■ **Exercise directions**
Where a line holds "imaginary", copy it.

[Lines of data]
++++++++
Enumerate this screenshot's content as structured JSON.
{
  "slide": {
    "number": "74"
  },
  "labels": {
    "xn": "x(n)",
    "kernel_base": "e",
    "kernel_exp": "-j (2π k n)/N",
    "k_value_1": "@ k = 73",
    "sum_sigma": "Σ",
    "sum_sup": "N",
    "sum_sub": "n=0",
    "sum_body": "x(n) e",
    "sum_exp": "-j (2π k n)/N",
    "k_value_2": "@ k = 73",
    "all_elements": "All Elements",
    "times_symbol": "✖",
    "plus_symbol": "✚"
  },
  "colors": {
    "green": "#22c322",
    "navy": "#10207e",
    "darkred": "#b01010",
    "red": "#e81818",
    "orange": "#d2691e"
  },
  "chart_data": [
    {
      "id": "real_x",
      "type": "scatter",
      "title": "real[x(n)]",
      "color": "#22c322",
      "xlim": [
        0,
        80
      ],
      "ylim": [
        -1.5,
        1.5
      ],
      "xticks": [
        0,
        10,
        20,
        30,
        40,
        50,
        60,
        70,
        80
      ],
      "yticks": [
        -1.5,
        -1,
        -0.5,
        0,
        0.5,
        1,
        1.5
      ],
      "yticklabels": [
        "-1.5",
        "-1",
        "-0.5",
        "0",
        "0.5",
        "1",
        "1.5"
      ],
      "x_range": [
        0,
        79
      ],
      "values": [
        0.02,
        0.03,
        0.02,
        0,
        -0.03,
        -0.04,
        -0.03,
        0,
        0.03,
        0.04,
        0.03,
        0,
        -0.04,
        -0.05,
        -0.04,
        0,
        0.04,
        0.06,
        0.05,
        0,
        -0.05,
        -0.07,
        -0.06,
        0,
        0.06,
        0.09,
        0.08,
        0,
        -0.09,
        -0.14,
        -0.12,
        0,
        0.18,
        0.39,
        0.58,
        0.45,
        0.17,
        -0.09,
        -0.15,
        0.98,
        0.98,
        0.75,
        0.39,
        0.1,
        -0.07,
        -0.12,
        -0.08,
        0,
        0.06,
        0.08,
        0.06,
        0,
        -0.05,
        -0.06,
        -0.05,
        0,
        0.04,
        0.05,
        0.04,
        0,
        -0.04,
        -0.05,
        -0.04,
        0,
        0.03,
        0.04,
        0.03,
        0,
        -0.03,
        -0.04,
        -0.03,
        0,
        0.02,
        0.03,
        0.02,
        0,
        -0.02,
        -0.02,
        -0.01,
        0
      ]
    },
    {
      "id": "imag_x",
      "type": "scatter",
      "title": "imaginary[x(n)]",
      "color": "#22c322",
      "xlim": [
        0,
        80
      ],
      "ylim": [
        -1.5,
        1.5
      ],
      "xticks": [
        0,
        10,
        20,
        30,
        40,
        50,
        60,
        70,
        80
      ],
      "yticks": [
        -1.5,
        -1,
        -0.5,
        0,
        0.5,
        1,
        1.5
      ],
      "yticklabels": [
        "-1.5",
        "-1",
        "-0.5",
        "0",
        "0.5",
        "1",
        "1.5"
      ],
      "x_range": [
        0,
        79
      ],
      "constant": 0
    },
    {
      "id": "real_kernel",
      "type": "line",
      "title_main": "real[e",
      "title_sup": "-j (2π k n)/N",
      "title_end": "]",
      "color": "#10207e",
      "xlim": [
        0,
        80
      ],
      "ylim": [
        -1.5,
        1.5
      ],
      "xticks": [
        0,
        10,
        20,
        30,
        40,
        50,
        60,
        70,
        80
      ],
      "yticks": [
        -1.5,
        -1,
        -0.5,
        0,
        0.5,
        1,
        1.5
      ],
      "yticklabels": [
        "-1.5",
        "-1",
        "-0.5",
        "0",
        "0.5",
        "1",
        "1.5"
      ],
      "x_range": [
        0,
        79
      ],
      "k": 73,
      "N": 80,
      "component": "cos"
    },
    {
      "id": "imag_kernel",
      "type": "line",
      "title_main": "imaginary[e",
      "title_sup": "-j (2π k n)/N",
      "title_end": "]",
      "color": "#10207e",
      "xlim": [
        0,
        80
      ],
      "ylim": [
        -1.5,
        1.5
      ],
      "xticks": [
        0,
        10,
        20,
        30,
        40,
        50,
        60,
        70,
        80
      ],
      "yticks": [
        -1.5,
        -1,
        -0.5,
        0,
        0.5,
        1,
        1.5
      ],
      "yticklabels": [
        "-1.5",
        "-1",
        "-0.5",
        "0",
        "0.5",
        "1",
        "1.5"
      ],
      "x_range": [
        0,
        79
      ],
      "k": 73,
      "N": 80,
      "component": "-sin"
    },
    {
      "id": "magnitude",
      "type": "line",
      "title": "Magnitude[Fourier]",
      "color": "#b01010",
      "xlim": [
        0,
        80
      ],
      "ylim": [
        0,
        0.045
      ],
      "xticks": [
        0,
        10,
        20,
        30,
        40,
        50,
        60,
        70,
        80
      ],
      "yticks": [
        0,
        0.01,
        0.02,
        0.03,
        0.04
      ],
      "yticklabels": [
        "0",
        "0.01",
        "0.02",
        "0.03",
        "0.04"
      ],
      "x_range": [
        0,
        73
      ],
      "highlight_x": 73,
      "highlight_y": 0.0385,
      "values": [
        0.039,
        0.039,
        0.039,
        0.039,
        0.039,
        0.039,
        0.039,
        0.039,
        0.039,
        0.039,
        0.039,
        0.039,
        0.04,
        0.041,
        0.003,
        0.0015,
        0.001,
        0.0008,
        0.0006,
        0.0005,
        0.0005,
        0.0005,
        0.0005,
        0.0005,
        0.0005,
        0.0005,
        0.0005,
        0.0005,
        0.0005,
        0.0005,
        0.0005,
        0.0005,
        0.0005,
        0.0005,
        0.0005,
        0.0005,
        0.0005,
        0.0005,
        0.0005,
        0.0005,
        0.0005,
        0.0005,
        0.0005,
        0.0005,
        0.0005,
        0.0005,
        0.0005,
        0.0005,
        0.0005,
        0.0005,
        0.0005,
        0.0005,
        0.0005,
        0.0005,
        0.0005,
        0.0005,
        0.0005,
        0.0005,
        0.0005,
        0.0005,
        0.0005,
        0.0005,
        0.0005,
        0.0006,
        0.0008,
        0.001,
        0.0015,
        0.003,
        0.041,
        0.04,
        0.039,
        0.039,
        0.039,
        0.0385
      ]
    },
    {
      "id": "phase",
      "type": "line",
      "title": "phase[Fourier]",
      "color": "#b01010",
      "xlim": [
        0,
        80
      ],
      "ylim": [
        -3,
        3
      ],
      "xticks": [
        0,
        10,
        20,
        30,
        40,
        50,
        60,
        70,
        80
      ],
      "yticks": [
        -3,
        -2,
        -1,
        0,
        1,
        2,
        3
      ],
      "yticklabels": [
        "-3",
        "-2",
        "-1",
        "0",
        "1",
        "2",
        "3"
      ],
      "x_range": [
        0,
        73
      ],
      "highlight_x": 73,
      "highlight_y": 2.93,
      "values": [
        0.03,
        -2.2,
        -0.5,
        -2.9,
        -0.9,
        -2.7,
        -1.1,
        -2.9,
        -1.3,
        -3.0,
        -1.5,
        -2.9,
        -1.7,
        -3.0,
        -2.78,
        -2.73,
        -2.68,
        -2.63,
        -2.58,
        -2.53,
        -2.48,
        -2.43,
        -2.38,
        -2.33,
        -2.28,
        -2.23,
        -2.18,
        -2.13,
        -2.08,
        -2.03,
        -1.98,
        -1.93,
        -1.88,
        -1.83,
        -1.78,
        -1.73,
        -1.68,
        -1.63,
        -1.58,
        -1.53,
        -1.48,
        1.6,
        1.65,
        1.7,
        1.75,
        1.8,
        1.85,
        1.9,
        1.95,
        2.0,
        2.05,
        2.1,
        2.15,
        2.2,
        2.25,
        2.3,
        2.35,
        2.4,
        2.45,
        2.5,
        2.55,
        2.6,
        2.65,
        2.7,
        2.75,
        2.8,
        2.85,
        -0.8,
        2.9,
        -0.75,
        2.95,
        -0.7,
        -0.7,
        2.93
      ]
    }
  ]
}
++++++++
■ **Expected answer**
      "title": "imaginary[x(n)]",
      "title_main": "imaginary[e",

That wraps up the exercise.